DATA EXCERPTS
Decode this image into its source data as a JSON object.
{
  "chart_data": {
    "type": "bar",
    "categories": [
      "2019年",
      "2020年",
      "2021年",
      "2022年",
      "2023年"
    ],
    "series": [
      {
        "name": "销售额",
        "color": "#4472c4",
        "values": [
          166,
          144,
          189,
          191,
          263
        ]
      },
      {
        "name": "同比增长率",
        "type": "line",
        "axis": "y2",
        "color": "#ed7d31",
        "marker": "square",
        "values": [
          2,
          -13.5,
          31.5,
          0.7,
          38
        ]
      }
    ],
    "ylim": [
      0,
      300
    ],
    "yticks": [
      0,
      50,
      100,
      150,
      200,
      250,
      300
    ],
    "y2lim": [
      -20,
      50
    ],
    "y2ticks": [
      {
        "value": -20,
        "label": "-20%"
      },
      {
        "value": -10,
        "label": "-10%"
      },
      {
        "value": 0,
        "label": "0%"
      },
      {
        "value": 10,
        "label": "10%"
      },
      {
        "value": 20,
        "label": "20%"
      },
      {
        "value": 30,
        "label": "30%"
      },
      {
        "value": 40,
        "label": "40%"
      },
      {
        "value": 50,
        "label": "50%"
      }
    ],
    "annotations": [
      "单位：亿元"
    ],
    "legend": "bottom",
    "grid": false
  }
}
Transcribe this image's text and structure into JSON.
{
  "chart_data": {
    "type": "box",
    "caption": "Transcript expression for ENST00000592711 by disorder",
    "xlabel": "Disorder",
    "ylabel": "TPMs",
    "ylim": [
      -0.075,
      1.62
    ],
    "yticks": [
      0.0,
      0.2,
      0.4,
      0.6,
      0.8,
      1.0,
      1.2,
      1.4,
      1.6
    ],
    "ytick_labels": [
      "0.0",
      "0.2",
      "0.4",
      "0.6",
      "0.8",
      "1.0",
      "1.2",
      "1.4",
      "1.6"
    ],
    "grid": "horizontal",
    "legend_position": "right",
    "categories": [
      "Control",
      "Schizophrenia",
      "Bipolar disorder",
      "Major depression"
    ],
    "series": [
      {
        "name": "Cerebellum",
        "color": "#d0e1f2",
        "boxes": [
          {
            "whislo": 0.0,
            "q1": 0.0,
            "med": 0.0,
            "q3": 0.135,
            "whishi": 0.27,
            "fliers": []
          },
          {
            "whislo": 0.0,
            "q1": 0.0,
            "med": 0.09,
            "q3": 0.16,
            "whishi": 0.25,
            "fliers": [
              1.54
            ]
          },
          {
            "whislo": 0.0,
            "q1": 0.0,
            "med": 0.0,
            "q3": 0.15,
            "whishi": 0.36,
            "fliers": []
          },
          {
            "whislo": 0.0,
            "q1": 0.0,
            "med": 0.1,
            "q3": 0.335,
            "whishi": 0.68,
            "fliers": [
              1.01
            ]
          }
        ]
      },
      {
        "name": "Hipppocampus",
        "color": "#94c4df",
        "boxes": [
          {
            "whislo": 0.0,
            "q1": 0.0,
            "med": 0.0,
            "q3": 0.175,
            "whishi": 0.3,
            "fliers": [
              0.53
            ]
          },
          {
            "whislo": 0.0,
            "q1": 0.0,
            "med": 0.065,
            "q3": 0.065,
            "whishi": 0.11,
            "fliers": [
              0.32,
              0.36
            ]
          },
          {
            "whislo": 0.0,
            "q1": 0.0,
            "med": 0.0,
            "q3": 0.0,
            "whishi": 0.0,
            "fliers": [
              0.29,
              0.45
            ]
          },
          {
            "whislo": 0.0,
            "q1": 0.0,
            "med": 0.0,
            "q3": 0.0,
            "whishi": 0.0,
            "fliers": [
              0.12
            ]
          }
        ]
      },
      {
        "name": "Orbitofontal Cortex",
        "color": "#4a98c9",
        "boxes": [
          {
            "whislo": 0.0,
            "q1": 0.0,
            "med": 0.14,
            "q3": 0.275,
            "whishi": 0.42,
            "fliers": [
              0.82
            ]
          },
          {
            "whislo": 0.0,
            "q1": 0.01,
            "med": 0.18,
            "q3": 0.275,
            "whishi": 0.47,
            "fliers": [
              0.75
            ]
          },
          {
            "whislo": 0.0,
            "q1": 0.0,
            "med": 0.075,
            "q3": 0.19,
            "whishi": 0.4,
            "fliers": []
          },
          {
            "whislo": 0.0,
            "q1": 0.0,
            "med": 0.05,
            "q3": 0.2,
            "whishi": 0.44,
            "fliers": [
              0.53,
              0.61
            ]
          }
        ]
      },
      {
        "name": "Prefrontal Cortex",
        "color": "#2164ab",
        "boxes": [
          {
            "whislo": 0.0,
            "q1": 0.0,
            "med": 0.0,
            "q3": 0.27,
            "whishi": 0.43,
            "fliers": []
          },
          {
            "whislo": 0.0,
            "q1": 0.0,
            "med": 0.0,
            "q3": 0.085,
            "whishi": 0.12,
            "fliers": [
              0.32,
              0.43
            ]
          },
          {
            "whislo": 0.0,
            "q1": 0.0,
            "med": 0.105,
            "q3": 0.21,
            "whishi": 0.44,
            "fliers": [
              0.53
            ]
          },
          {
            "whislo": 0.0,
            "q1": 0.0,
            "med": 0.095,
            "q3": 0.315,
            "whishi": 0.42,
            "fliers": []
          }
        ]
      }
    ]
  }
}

TASK DIRECTIONS
Copy every line above that holds the word "Cortex".

RESULT
        "name": "Orbitofontal Cortex",
        "name": "Prefrontal Cortex",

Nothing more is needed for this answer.